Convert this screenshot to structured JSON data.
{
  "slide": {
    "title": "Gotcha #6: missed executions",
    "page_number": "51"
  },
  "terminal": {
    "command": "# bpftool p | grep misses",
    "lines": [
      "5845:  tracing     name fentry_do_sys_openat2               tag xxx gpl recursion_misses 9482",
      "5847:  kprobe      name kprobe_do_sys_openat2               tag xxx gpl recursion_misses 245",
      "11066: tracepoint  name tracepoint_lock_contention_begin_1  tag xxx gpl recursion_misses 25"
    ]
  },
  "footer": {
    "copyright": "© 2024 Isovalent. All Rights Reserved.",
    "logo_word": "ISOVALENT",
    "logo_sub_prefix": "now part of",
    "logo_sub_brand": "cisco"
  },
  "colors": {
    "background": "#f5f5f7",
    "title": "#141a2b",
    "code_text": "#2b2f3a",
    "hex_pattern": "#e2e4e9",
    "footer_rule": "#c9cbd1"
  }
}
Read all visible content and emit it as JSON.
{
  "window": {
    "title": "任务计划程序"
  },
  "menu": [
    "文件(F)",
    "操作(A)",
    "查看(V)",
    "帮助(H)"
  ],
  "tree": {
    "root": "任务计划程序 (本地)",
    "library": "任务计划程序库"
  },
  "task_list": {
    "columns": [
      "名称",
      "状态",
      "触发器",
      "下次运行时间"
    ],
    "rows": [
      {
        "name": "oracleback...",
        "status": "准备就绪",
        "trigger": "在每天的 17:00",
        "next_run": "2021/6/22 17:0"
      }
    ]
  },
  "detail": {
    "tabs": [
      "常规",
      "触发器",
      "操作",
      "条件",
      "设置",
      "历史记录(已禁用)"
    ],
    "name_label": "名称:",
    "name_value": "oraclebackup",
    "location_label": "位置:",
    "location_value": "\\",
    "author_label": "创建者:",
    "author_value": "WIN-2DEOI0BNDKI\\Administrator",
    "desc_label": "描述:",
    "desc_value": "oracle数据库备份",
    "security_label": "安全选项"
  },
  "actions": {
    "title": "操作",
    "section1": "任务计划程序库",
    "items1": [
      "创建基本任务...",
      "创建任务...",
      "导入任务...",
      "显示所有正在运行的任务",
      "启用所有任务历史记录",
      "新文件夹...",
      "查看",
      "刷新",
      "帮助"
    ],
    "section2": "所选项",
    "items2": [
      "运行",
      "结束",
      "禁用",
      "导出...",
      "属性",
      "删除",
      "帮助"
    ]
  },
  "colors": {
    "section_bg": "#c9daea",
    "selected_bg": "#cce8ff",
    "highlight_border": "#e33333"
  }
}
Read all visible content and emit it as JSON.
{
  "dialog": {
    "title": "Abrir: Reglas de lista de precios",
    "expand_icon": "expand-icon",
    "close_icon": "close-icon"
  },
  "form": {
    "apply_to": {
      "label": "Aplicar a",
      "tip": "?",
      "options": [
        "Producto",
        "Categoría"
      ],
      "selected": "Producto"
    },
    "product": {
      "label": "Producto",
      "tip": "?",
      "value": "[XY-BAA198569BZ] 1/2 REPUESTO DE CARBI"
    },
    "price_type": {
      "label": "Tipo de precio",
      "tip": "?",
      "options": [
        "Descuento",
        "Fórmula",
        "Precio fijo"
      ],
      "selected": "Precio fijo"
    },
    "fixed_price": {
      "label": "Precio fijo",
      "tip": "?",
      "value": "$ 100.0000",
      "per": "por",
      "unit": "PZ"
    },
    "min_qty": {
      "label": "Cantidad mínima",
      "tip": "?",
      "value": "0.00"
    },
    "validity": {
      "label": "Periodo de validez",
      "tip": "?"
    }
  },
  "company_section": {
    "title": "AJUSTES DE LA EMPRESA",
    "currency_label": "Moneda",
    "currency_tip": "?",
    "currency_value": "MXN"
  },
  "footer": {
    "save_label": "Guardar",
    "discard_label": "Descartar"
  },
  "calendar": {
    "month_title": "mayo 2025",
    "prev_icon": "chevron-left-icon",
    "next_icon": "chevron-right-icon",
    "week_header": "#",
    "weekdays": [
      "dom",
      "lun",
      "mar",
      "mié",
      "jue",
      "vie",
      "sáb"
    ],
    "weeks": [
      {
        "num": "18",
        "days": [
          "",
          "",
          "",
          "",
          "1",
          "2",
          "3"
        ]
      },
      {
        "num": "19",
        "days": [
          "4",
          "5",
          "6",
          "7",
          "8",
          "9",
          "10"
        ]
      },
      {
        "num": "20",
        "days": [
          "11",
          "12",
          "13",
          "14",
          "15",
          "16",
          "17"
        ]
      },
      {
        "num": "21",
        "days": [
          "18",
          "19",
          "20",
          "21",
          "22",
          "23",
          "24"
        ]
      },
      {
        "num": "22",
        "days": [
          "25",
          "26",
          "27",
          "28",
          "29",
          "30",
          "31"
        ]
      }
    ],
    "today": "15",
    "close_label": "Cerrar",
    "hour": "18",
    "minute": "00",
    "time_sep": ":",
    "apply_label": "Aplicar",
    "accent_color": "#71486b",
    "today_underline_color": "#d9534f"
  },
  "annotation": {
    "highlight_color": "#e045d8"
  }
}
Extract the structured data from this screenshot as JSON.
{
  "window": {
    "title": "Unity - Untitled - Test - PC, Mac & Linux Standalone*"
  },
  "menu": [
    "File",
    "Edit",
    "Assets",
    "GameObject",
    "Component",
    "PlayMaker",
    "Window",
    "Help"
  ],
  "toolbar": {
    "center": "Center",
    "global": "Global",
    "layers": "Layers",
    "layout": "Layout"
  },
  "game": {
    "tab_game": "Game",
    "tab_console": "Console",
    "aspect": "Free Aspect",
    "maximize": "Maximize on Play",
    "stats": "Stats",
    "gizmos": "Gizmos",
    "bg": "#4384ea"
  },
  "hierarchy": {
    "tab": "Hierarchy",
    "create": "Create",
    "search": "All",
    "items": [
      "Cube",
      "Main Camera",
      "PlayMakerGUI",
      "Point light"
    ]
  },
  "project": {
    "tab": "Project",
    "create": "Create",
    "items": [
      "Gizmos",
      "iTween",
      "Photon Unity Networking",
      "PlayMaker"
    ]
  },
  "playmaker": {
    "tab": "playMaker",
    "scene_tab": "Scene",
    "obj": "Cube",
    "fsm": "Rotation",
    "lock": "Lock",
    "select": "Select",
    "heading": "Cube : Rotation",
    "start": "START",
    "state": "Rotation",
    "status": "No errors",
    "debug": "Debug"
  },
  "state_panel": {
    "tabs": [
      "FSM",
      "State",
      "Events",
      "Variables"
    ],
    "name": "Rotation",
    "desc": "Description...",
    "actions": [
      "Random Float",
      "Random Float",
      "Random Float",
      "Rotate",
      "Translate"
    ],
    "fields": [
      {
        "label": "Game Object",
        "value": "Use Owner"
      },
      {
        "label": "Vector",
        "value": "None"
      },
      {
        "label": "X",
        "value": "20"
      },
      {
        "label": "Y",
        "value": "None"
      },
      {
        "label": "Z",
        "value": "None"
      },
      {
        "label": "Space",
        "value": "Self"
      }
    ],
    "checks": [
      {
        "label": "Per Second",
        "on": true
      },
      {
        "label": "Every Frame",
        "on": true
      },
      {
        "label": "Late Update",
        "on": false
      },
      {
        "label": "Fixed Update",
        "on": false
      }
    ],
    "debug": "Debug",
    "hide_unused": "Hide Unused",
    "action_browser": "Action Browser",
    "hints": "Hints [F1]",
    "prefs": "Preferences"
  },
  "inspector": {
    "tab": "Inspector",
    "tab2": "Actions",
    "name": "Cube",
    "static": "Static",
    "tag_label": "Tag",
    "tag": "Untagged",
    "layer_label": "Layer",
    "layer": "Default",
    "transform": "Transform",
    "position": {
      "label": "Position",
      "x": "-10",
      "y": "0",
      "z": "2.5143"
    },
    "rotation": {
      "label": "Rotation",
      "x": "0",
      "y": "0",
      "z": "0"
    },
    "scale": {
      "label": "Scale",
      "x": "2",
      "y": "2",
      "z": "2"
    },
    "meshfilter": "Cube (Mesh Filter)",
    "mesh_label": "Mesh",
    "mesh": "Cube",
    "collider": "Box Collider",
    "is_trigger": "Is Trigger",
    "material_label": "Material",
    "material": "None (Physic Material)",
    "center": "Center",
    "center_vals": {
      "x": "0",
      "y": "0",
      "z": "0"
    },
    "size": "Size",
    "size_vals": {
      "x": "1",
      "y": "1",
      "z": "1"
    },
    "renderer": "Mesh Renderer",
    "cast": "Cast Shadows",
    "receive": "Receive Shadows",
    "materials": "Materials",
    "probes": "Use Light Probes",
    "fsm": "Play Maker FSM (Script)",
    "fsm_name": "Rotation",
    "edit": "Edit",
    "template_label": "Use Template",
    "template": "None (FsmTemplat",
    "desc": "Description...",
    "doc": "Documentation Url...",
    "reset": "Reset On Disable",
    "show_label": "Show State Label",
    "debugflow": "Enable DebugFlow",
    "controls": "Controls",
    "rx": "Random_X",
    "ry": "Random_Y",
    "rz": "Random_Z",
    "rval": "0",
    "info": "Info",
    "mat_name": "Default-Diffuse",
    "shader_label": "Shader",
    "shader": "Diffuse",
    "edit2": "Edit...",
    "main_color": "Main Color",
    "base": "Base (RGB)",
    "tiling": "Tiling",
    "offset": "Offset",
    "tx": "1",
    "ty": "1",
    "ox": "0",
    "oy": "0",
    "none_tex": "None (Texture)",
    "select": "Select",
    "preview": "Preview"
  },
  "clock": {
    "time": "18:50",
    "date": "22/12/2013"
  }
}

Task directions: Pick out the lines above containing the word "Cube", then copy them.

Solution below:
      "Cube",
    "obj": "Cube",
    "heading": "Cube : Rotation",
    "name": "Cube",
    "meshfilter": "Cube (Mesh Filter)",
    "mesh": "Cube",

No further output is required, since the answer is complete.